Single out the lines of the material that contain "Anomalies" and copy them.

Figure collection entries:
——

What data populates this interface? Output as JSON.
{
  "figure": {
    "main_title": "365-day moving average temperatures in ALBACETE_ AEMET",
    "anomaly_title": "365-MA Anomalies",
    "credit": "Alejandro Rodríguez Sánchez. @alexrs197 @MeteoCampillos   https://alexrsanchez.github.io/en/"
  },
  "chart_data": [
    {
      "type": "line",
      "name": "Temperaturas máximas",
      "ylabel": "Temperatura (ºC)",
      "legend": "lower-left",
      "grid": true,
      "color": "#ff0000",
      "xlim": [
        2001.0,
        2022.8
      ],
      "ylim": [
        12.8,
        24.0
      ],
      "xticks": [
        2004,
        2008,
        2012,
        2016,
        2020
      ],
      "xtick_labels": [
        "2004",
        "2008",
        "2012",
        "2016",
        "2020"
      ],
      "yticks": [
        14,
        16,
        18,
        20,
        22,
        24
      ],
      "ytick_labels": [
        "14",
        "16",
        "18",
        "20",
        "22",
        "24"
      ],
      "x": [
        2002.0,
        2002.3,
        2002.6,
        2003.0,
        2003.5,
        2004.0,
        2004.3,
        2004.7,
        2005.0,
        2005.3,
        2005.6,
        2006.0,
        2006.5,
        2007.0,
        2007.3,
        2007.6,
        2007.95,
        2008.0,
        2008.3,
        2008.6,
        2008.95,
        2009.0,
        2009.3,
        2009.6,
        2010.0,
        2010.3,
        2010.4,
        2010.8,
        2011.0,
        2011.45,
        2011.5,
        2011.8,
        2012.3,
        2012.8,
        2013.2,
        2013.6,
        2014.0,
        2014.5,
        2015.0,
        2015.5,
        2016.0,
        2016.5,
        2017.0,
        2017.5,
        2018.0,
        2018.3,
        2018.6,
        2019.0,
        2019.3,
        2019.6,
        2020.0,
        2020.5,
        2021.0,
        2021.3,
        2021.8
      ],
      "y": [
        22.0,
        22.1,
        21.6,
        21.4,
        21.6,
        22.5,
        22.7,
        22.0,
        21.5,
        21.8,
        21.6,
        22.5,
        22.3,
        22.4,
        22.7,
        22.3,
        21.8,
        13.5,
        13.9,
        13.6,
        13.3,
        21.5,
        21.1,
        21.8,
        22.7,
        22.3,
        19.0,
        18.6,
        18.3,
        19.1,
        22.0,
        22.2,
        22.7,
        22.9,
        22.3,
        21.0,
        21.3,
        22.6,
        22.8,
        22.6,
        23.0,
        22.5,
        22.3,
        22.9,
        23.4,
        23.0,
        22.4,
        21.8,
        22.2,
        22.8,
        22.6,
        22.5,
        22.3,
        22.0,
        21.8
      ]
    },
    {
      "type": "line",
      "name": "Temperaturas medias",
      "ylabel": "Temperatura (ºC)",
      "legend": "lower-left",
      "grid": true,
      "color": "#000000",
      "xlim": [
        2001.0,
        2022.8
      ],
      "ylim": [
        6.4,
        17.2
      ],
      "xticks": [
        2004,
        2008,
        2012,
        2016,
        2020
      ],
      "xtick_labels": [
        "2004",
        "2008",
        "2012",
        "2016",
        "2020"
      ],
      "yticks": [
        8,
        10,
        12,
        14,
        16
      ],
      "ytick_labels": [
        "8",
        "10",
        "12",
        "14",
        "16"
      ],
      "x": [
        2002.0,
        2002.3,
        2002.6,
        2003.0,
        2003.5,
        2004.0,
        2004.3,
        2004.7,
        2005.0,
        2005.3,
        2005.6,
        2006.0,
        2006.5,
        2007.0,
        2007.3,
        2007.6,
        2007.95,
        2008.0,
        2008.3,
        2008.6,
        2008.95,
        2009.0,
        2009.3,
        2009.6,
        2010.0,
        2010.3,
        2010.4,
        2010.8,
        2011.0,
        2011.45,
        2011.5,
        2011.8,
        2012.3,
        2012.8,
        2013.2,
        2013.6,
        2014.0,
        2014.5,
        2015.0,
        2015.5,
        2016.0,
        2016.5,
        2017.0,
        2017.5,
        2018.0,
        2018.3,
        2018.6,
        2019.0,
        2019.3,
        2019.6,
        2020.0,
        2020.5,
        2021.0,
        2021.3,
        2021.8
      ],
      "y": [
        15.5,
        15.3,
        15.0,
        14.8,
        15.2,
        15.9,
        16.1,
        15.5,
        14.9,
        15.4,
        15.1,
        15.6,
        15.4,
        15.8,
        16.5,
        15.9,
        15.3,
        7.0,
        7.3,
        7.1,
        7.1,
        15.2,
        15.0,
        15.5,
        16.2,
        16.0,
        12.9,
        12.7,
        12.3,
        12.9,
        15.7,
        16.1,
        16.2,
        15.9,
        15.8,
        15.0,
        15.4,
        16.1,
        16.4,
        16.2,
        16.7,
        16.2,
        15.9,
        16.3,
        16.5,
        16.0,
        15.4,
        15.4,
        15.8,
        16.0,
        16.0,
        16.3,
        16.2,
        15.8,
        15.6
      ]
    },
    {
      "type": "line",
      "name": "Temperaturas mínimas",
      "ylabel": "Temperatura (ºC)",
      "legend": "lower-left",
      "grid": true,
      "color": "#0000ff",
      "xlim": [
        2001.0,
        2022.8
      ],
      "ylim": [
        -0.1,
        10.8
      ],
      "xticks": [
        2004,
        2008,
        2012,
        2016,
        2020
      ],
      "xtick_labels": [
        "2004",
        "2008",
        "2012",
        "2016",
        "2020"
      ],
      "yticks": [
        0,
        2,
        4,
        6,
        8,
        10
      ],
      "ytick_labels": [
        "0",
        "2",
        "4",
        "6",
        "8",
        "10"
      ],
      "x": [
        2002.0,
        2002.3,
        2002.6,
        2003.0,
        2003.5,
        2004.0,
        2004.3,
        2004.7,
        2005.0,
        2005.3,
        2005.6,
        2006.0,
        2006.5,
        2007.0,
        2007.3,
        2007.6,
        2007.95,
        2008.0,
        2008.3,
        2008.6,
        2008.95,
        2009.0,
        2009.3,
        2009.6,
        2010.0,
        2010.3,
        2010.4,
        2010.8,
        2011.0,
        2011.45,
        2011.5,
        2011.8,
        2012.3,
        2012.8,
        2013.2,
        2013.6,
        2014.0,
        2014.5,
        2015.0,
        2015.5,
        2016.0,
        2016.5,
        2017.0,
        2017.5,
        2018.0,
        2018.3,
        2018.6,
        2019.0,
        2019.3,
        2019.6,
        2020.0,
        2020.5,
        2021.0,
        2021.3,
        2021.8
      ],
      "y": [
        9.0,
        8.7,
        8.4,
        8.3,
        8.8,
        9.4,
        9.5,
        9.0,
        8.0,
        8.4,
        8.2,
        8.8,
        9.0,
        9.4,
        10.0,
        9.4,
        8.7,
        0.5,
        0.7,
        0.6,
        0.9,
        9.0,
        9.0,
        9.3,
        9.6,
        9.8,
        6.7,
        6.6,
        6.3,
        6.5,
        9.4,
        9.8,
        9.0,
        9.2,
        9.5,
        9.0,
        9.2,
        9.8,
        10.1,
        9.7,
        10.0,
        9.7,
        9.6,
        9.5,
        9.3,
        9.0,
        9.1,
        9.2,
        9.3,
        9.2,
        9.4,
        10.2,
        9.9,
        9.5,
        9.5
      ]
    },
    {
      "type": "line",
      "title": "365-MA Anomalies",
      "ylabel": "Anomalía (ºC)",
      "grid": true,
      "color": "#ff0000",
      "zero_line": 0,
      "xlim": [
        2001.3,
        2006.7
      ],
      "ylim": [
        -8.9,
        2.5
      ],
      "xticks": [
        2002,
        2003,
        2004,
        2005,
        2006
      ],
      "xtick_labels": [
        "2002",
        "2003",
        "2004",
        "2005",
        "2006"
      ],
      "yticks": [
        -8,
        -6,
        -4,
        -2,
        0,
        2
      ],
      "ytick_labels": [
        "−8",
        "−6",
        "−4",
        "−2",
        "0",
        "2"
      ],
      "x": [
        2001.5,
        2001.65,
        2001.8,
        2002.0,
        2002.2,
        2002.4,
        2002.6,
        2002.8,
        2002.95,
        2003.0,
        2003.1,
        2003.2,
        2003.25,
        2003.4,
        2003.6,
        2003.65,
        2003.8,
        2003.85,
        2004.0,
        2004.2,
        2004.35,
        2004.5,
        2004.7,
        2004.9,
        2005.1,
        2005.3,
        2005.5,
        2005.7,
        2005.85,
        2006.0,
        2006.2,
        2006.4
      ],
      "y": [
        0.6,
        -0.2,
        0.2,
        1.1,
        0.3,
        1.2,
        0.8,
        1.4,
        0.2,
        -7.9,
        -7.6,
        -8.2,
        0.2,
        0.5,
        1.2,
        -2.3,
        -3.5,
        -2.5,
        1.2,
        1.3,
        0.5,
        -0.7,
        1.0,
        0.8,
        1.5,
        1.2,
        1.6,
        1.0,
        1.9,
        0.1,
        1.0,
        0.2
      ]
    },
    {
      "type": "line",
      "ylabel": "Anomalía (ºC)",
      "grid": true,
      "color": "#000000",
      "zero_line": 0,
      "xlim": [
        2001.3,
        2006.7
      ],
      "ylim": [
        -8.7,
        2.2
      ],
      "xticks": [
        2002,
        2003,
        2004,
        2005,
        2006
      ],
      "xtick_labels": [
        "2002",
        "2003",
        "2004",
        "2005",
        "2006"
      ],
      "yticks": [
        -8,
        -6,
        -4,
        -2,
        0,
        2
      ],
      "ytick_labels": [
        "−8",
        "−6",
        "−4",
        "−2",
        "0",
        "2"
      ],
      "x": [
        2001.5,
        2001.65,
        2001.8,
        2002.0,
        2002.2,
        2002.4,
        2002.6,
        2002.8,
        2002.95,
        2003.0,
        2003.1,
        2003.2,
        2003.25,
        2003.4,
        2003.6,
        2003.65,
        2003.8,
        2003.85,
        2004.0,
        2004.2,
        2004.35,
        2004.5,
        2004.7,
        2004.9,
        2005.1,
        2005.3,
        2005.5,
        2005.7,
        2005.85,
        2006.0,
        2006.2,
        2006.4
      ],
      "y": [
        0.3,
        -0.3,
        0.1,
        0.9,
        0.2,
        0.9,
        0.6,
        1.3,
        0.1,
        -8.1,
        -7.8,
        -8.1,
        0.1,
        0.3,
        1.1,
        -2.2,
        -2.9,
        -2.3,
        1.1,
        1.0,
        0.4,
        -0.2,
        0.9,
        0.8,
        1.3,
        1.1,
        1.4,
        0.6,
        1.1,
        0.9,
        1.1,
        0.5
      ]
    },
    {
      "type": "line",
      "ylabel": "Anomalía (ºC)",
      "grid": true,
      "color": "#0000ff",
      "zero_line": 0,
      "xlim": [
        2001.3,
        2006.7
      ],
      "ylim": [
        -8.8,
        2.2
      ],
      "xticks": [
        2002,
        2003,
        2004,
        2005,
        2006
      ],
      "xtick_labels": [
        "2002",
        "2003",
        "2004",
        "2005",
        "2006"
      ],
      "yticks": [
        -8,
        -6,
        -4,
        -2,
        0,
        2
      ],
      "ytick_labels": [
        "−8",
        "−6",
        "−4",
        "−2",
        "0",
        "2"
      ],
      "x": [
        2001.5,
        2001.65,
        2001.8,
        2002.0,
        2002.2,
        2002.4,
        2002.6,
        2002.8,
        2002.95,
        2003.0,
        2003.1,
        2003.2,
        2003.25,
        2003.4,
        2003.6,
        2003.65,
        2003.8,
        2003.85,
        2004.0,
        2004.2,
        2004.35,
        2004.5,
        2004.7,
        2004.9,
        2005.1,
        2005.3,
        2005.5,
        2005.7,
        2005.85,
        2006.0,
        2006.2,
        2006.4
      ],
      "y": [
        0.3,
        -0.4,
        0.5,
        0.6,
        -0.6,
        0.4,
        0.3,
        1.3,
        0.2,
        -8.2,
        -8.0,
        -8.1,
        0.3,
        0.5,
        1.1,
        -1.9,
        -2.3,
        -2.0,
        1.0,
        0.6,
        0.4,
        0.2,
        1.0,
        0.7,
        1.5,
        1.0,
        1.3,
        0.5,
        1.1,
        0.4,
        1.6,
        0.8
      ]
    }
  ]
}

——

* **EXPECTED OUTPUT**:
    "anomaly_title": "365-MA Anomalies",
      "title": "365-MA Anomalies",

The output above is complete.